Give the listing again word for word. Leave every image out.

START INPUT RECORDS

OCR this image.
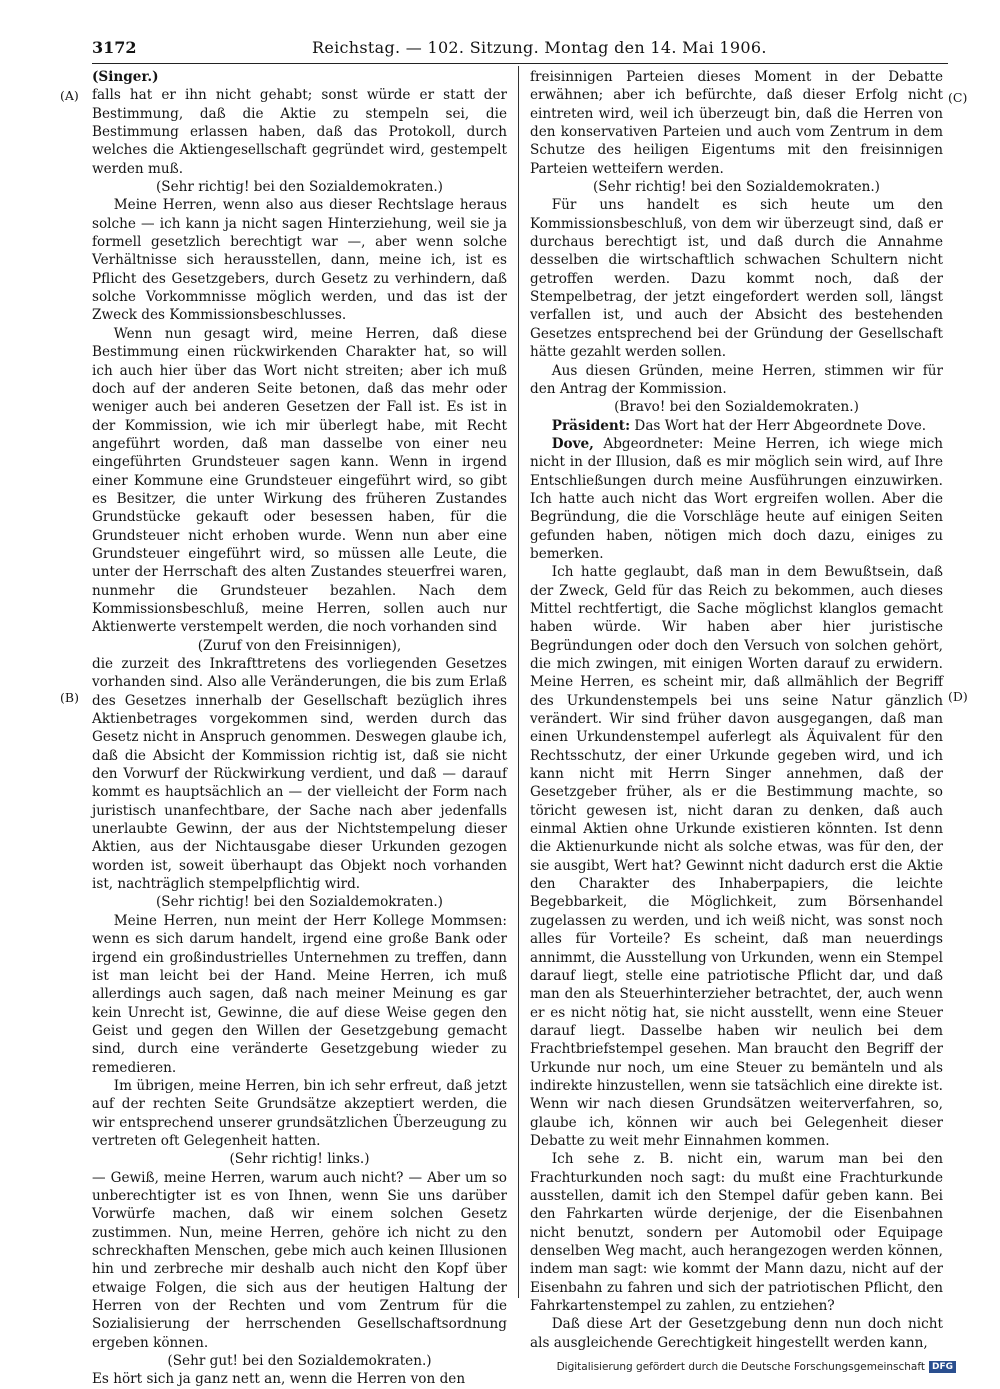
3172	Reichstag. — 102. Sitzung. Montag den 14. Mai 1906.
(A)
(B)
(C)
(D)

(Singer.)

falls hat er ihn nicht gehabt; sonst würde er statt der Bestimmung, daß die Aktie zu stempeln sei, die Bestimmung erlassen haben, daß das Protokoll, durch welches die Aktiengesellschaft gegründet wird, gestempelt werden muß.

(Sehr richtig! bei den Sozialdemokraten.)

Meine Herren, wenn also aus dieser Rechtslage heraus solche — ich kann ja nicht sagen Hinterziehung, weil sie ja formell gesetzlich berechtigt war —, aber wenn solche Verhältnisse sich herausstellen, dann, meine ich, ist es Pflicht des Gesetzgebers, durch Gesetz zu verhindern, daß solche Vorkommnisse möglich werden, und das ist der Zweck des Kommissionsbeschlusses.

Wenn nun gesagt wird, meine Herren, daß diese Bestimmung einen rückwirkenden Charakter hat, so will ich auch hier über das Wort nicht streiten; aber ich muß doch auf der anderen Seite betonen, daß das mehr oder weniger auch bei anderen Gesetzen der Fall ist. Es ist in der Kommission, wie ich mir überlegt habe, mit Recht angeführt worden, daß man dasselbe von einer neu eingeführten Grundsteuer sagen kann. Wenn in irgend einer Kommune eine Grundsteuer eingeführt wird, so gibt es Besitzer, die unter Wirkung des früheren Zustandes Grundstücke gekauft oder besessen haben, für die Grundsteuer nicht erhoben wurde. Wenn nun aber eine Grundsteuer eingeführt wird, so müssen alle Leute, die unter der Herrschaft des alten Zustandes steuerfrei waren, nunmehr die Grundsteuer bezahlen. Nach dem Kommissionsbeschluß, meine Herren, sollen auch nur Aktienwerte verstempelt werden, die noch vorhanden sind

(Zuruf von den Freisinnigen),

die zurzeit des Inkrafttretens des vorliegenden Gesetzes vorhanden sind. Also alle Veränderungen, die bis zum Erlaß des Gesetzes innerhalb der Gesellschaft bezüglich ihres Aktienbetrages vorgekommen sind, werden durch das Gesetz nicht in Anspruch genommen. Deswegen glaube ich, daß die Absicht der Kommission richtig ist, daß sie nicht den Vorwurf der Rückwirkung verdient, und daß — darauf kommt es hauptsächlich an — der vielleicht der Form nach juristisch unanfechtbare, der Sache nach aber jedenfalls unerlaubte Gewinn, der aus der Nichtstempelung dieser Aktien, aus der Nichtausgabe dieser Urkunden gezogen worden ist, soweit überhaupt das Objekt noch vorhanden ist, nachträglich stempelpflichtig wird.

(Sehr richtig! bei den Sozialdemokraten.)

Meine Herren, nun meint der Herr Kollege Mommsen: wenn es sich darum handelt, irgend eine große Bank oder irgend ein großindustrielles Unternehmen zu treffen, dann ist man leicht bei der Hand. Meine Herren, ich muß allerdings auch sagen, daß nach meiner Meinung es gar kein Unrecht ist, Gewinne, die auf diese Weise gegen den Geist und gegen den Willen der Gesetzgebung gemacht sind, durch eine veränderte Gesetzgebung wieder zu remedieren.

Im übrigen, meine Herren, bin ich sehr erfreut, daß jetzt auf der rechten Seite Grundsätze akzeptiert werden, die wir entsprechend unserer grundsätzlichen Überzeugung zu vertreten oft Gelegenheit hatten.

(Sehr richtig! links.)

— Gewiß, meine Herren, warum auch nicht? — Aber um so unberechtigter ist es von Ihnen, wenn Sie uns darüber Vorwürfe machen, daß wir einem solchen Gesetz zustimmen. Nun, meine Herren, gehöre ich nicht zu den schreckhaften Menschen, gebe mich auch keinen Illusionen hin und zerbreche mir deshalb auch nicht den Kopf über etwaige Folgen, die sich aus der heutigen Haltung der Herren von der Rechten und vom Zentrum für die Sozialisierung der herrschenden Gesellschaftsordnung ergeben können.

(Sehr gut! bei den Sozialdemokraten.)

Es hört sich ja ganz nett an, wenn die Herren von den

freisinnigen Parteien dieses Moment in der Debatte erwähnen; aber ich befürchte, daß dieser Erfolg nicht eintreten wird, weil ich überzeugt bin, daß die Herren von den konservativen Parteien und auch vom Zentrum in dem Schutze des heiligen Eigentums mit den freisinnigen Parteien wetteifern werden.

(Sehr richtig! bei den Sozialdemokraten.)

Für uns handelt es sich heute um den Kommissionsbeschluß, von dem wir überzeugt sind, daß er durchaus berechtigt ist, und daß durch die Annahme desselben die wirtschaftlich schwachen Schultern nicht getroffen werden. Dazu kommt noch, daß der Stempelbetrag, der jetzt eingefordert werden soll, längst verfallen ist, und auch der Absicht des bestehenden Gesetzes entsprechend bei der Gründung der Gesellschaft hätte gezahlt werden sollen.

Aus diesen Gründen, meine Herren, stimmen wir für den Antrag der Kommission.

(Bravo! bei den Sozialdemokraten.)

Präsident: Das Wort hat der Herr Abgeordnete Dove.

Dove, Abgeordneter: Meine Herren, ich wiege mich nicht in der Illusion, daß es mir möglich sein wird, auf Ihre Entschließungen durch meine Ausführungen einzuwirken. Ich hatte auch nicht das Wort ergreifen wollen. Aber die Begründung, die die Vorschläge heute auf einigen Seiten gefunden haben, nötigen mich doch dazu, einiges zu bemerken.

Ich hatte geglaubt, daß man in dem Bewußtsein, daß der Zweck, Geld für das Reich zu bekommen, auch dieses Mittel rechtfertigt, die Sache möglichst klanglos gemacht haben würde. Wir haben aber hier juristische Begründungen oder doch den Versuch von solchen gehört, die mich zwingen, mit einigen Worten darauf zu erwidern. Meine Herren, es scheint mir, daß allmählich der Begriff des Urkundenstempels bei uns seine Natur gänzlich verändert. Wir sind früher davon ausgegangen, daß man einen Urkundenstempel auferlegt als Äquivalent für den Rechtsschutz, der einer Urkunde gegeben wird, und ich kann nicht mit Herrn Singer annehmen, daß der Gesetzgeber früher, als er die Bestimmung machte, so töricht gewesen ist, nicht daran zu denken, daß auch einmal Aktien ohne Urkunde existieren könnten. Ist denn die Aktienurkunde nicht als solche etwas, was für den, der sie ausgibt, Wert hat? Gewinnt nicht dadurch erst die Aktie den Charakter des Inhaberpapiers, die leichte Begebbarkeit, die Möglichkeit, zum Börsenhandel zugelassen zu werden, und ich weiß nicht, was sonst noch alles für Vorteile? Es scheint, daß man neuerdings annimmt, die Ausstellung von Urkunden, wenn ein Stempel darauf liegt, stelle eine patriotische Pflicht dar, und daß man den als Steuerhinterzieher betrachtet, der, auch wenn er es nicht nötig hat, sie nicht ausstellt, wenn eine Steuer darauf liegt. Dasselbe haben wir neulich bei dem Frachtbriefstempel gesehen. Man braucht den Begriff der Urkunde nur noch, um eine Steuer zu bemänteln und als indirekte hinzustellen, wenn sie tatsächlich eine direkte ist. Wenn wir nach diesen Grundsätzen weiterverfahren, so, glaube ich, können wir auch bei Gelegenheit dieser Debatte zu weit mehr Einnahmen kommen.

Ich sehe z. B. nicht ein, warum man bei den Frachturkunden noch sagt: du mußt eine Frachturkunde ausstellen, damit ich den Stempel dafür geben kann. Bei den Fahrkarten würde derjenige, der die Eisenbahnen nicht benutzt, sondern per Automobil oder Equipage denselben Weg macht, auch herangezogen werden können, indem man sagt: wie kommt der Mann dazu, nicht auf der Eisenbahn zu fahren und sich der patriotischen Pflicht, den Fahrkartenstempel zu zahlen, zu entziehen?

Daß diese Art der Gesetzgebung denn nun doch nicht als ausgleichende Gerechtigkeit hingestellt werden kann,

Digitalisierung gefördert durch die Deutsche Forschungsgemeinschaft DFG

END INPUT RECORDS

## ANSWER
OCR this image.
3172	Reichstag. — 102. Sitzung. Montag den 14. Mai 1906.
(A)
(B)
(C)
(D)

(Singer.)

falls hat er ihn nicht gehabt; sonst würde er statt der Bestimmung, daß die Aktie zu stempeln sei, die Bestimmung erlassen haben, daß das Protokoll, durch welches die Aktiengesellschaft gegründet wird, gestempelt werden muß.

(Sehr richtig! bei den Sozialdemokraten.)

Meine Herren, wenn also aus dieser Rechtslage heraus solche — ich kann ja nicht sagen Hinterziehung, weil sie ja formell gesetzlich berechtigt war —, aber wenn solche Verhältnisse sich herausstellen, dann, meine ich, ist es Pflicht des Gesetzgebers, durch Gesetz zu verhindern, daß solche Vorkommnisse möglich werden, und das ist der Zweck des Kommissionsbeschlusses.

Wenn nun gesagt wird, meine Herren, daß diese Bestimmung einen rückwirkenden Charakter hat, so will ich auch hier über das Wort nicht streiten; aber ich muß doch auf der anderen Seite betonen, daß das mehr oder weniger auch bei anderen Gesetzen der Fall ist. Es ist in der Kommission, wie ich mir überlegt habe, mit Recht angeführt worden, daß man dasselbe von einer neu eingeführten Grundsteuer sagen kann. Wenn in irgend einer Kommune eine Grundsteuer eingeführt wird, so gibt es Besitzer, die unter Wirkung des früheren Zustandes Grundstücke gekauft oder besessen haben, für die Grundsteuer nicht erhoben wurde. Wenn nun aber eine Grundsteuer eingeführt wird, so müssen alle Leute, die unter der Herrschaft des alten Zustandes steuerfrei waren, nunmehr die Grundsteuer bezahlen. Nach dem Kommissionsbeschluß, meine Herren, sollen auch nur Aktienwerte verstempelt werden, die noch vorhanden sind

(Zuruf von den Freisinnigen),

die zurzeit des Inkrafttretens des vorliegenden Gesetzes vorhanden sind. Also alle Veränderungen, die bis zum Erlaß des Gesetzes innerhalb der Gesellschaft bezüglich ihres Aktienbetrages vorgekommen sind, werden durch das Gesetz nicht in Anspruch genommen. Deswegen glaube ich, daß die Absicht der Kommission richtig ist, daß sie nicht den Vorwurf der Rückwirkung verdient, und daß — darauf kommt es hauptsächlich an — der vielleicht der Form nach juristisch unanfechtbare, der Sache nach aber jedenfalls unerlaubte Gewinn, der aus der Nichtstempelung dieser Aktien, aus der Nichtausgabe dieser Urkunden gezogen worden ist, soweit überhaupt das Objekt noch vorhanden ist, nachträglich stempelpflichtig wird.

(Sehr richtig! bei den Sozialdemokraten.)

Meine Herren, nun meint der Herr Kollege Mommsen: wenn es sich darum handelt, irgend eine große Bank oder irgend ein großindustrielles Unternehmen zu treffen, dann ist man leicht bei der Hand. Meine Herren, ich muß allerdings auch sagen, daß nach meiner Meinung es gar kein Unrecht ist, Gewinne, die auf diese Weise gegen den Geist und gegen den Willen der Gesetzgebung gemacht sind, durch eine veränderte Gesetzgebung wieder zu remedieren.

Im übrigen, meine Herren, bin ich sehr erfreut, daß jetzt auf der rechten Seite Grundsätze akzeptiert werden, die wir entsprechend unserer grundsätzlichen Überzeugung zu vertreten oft Gelegenheit hatten.

(Sehr richtig! links.)

— Gewiß, meine Herren, warum auch nicht? — Aber um so unberechtigter ist es von Ihnen, wenn Sie uns darüber Vorwürfe machen, daß wir einem solchen Gesetz zustimmen. Nun, meine Herren, gehöre ich nicht zu den schreckhaften Menschen, gebe mich auch keinen Illusionen hin und zerbreche mir deshalb auch nicht den Kopf über etwaige Folgen, die sich aus der heutigen Haltung der Herren von der Rechten und vom Zentrum für die Sozialisierung der herrschenden Gesellschaftsordnung ergeben können.

(Sehr gut! bei den Sozialdemokraten.)

Es hört sich ja ganz nett an, wenn die Herren von den

freisinnigen Parteien dieses Moment in der Debatte erwähnen; aber ich befürchte, daß dieser Erfolg nicht eintreten wird, weil ich überzeugt bin, daß die Herren von den konservativen Parteien und auch vom Zentrum in dem Schutze des heiligen Eigentums mit den freisinnigen Parteien wetteifern werden.

(Sehr richtig! bei den Sozialdemokraten.)

Für uns handelt es sich heute um den Kommissionsbeschluß, von dem wir überzeugt sind, daß er durchaus berechtigt ist, und daß durch die Annahme desselben die wirtschaftlich schwachen Schultern nicht getroffen werden. Dazu kommt noch, daß der Stempelbetrag, der jetzt eingefordert werden soll, längst verfallen ist, und auch der Absicht des bestehenden Gesetzes entsprechend bei der Gründung der Gesellschaft hätte gezahlt werden sollen.

Aus diesen Gründen, meine Herren, stimmen wir für den Antrag der Kommission.

(Bravo! bei den Sozialdemokraten.)

Präsident: Das Wort hat der Herr Abgeordnete Dove.

Dove, Abgeordneter: Meine Herren, ich wiege mich nicht in der Illusion, daß es mir möglich sein wird, auf Ihre Entschließungen durch meine Ausführungen einzuwirken. Ich hatte auch nicht das Wort ergreifen wollen. Aber die Begründung, die die Vorschläge heute auf einigen Seiten gefunden haben, nötigen mich doch dazu, einiges zu bemerken.

Ich hatte geglaubt, daß man in dem Bewußtsein, daß der Zweck, Geld für das Reich zu bekommen, auch dieses Mittel rechtfertigt, die Sache möglichst klanglos gemacht haben würde. Wir haben aber hier juristische Begründungen oder doch den Versuch von solchen gehört, die mich zwingen, mit einigen Worten darauf zu erwidern. Meine Herren, es scheint mir, daß allmählich der Begriff des Urkundenstempels bei uns seine Natur gänzlich verändert. Wir sind früher davon ausgegangen, daß man einen Urkundenstempel auferlegt als Äquivalent für den Rechtsschutz, der einer Urkunde gegeben wird, und ich kann nicht mit Herrn Singer annehmen, daß der Gesetzgeber früher, als er die Bestimmung machte, so töricht gewesen ist, nicht daran zu denken, daß auch einmal Aktien ohne Urkunde existieren könnten. Ist denn die Aktienurkunde nicht als solche etwas, was für den, der sie ausgibt, Wert hat? Gewinnt nicht dadurch erst die Aktie den Charakter des Inhaberpapiers, die leichte Begebbarkeit, die Möglichkeit, zum Börsenhandel zugelassen zu werden, und ich weiß nicht, was sonst noch alles für Vorteile? Es scheint, daß man neuerdings annimmt, die Ausstellung von Urkunden, wenn ein Stempel darauf liegt, stelle eine patriotische Pflicht dar, und daß man den als Steuerhinterzieher betrachtet, der, auch wenn er es nicht nötig hat, sie nicht ausstellt, wenn eine Steuer darauf liegt. Dasselbe haben wir neulich bei dem Frachtbriefstempel gesehen. Man braucht den Begriff der Urkunde nur noch, um eine Steuer zu bemänteln und als indirekte hinzustellen, wenn sie tatsächlich eine direkte ist. Wenn wir nach diesen Grundsätzen weiterverfahren, so, glaube ich, können wir auch bei Gelegenheit dieser Debatte zu weit mehr Einnahmen kommen.

Ich sehe z. B. nicht ein, warum man bei den Frachturkunden noch sagt: du mußt eine Frachturkunde ausstellen, damit ich den Stempel dafür geben kann. Bei den Fahrkarten würde derjenige, der die Eisenbahnen nicht benutzt, sondern per Automobil oder Equipage denselben Weg macht, auch herangezogen werden können, indem man sagt: wie kommt der Mann dazu, nicht auf der Eisenbahn zu fahren und sich der patriotischen Pflicht, den Fahrkartenstempel zu zahlen, zu entziehen?

Daß diese Art der Gesetzgebung denn nun doch nicht als ausgleichende Gerechtigkeit hingestellt werden kann,

Digitalisierung gefördert durch die Deutsche Forschungsgemeinschaft DFG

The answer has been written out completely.